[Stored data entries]
----
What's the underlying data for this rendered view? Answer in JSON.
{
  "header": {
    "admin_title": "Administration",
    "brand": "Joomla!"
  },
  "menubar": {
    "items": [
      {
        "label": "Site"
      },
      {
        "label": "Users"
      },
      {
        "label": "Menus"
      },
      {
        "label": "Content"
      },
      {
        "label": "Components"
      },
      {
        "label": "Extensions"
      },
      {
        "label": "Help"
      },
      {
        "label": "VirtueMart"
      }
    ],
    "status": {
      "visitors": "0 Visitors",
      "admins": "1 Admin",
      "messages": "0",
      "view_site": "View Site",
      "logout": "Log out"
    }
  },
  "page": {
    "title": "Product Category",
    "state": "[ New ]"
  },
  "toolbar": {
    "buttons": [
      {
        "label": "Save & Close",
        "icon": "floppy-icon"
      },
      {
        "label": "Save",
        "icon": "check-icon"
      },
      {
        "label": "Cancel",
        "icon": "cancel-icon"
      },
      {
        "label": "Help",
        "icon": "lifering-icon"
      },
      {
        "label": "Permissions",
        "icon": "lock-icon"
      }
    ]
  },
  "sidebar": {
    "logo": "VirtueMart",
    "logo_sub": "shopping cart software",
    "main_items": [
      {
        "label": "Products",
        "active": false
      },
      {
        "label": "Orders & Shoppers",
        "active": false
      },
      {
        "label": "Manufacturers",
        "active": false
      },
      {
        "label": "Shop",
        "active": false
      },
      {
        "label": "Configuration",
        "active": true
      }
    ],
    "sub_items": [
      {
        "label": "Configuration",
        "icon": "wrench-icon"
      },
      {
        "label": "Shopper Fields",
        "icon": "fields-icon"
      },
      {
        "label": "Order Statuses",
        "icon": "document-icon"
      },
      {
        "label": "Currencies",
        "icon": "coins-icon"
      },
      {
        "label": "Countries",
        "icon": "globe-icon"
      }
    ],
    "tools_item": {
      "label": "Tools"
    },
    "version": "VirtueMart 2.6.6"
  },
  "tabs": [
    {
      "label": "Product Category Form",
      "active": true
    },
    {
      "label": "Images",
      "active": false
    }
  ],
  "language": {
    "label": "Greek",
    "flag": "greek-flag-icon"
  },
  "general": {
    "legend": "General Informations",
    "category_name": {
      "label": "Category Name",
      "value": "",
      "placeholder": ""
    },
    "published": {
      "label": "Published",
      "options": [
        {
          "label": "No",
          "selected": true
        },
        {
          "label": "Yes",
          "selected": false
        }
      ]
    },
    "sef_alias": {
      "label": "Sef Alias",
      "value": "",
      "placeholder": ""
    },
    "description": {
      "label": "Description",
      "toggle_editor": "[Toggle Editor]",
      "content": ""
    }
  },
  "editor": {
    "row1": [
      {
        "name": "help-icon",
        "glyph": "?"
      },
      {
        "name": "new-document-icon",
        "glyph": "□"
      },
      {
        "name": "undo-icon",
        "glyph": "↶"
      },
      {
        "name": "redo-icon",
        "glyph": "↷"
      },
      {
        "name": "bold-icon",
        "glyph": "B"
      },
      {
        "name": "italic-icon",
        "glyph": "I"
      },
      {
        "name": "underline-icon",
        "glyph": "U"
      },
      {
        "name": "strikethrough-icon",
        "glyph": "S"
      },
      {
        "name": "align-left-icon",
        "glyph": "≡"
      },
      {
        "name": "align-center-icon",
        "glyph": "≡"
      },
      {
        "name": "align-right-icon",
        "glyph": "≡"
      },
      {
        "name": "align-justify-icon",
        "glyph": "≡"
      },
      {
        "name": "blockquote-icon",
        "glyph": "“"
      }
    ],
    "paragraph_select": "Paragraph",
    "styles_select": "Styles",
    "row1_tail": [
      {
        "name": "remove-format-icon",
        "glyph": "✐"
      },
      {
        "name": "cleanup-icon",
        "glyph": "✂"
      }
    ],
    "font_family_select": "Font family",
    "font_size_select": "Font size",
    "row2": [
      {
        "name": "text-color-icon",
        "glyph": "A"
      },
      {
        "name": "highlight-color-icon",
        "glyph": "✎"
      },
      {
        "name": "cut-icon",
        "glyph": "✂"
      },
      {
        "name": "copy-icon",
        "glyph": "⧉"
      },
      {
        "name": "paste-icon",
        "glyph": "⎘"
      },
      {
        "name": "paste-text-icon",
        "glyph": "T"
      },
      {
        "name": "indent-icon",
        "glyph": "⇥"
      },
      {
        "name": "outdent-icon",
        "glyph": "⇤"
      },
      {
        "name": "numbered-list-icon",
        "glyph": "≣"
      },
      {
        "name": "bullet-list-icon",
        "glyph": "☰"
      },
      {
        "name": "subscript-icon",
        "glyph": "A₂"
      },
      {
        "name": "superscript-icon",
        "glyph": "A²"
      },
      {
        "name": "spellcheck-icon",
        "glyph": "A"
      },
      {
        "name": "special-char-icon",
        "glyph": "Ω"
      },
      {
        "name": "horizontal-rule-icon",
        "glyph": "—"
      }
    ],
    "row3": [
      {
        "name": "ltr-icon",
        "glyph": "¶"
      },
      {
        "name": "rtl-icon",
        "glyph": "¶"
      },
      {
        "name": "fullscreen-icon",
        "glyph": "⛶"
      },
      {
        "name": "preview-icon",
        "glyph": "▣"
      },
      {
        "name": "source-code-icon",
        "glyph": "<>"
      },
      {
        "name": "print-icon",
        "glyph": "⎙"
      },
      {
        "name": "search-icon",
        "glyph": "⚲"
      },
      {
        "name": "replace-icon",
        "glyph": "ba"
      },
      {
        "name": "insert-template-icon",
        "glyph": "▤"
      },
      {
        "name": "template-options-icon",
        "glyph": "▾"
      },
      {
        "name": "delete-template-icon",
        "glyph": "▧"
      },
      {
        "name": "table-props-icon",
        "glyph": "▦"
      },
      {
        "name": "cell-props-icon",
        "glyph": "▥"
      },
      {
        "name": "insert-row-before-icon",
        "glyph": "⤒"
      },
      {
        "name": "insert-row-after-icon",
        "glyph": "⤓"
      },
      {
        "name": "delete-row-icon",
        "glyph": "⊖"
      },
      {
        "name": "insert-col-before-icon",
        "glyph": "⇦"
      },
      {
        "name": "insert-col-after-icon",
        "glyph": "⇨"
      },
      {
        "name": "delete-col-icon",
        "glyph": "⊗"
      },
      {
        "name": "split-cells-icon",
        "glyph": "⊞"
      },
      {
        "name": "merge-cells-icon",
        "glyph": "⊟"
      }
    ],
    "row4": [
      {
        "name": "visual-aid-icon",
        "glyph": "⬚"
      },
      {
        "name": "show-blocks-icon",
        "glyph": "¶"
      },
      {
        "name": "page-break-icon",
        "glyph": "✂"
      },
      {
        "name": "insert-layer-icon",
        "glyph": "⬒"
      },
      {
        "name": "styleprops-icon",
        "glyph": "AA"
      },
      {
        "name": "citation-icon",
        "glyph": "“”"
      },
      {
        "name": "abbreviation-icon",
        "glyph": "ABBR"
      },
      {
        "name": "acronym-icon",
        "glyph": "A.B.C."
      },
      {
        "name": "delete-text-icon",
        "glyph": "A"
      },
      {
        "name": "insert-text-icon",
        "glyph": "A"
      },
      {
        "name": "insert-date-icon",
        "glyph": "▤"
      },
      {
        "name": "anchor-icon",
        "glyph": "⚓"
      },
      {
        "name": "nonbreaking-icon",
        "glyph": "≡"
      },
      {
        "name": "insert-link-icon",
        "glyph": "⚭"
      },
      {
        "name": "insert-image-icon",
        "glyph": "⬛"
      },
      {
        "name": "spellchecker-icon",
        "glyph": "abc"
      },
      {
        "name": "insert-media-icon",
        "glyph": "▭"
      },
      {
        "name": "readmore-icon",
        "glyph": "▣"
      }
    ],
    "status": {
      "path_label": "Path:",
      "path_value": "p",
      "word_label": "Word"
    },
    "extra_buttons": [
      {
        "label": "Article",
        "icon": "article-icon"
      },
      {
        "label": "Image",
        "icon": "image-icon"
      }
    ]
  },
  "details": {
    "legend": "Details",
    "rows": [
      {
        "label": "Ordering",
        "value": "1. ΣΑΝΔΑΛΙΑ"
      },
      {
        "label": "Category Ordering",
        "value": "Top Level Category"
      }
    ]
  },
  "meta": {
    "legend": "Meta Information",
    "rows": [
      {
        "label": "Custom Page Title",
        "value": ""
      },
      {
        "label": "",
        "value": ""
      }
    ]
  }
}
----
WHAT IS EXPECTED :: From the entries above, pull out each line that includes "document".

RESULT OF THIS TASK ::
        "icon": "document-icon"
        "name": "new-document-icon",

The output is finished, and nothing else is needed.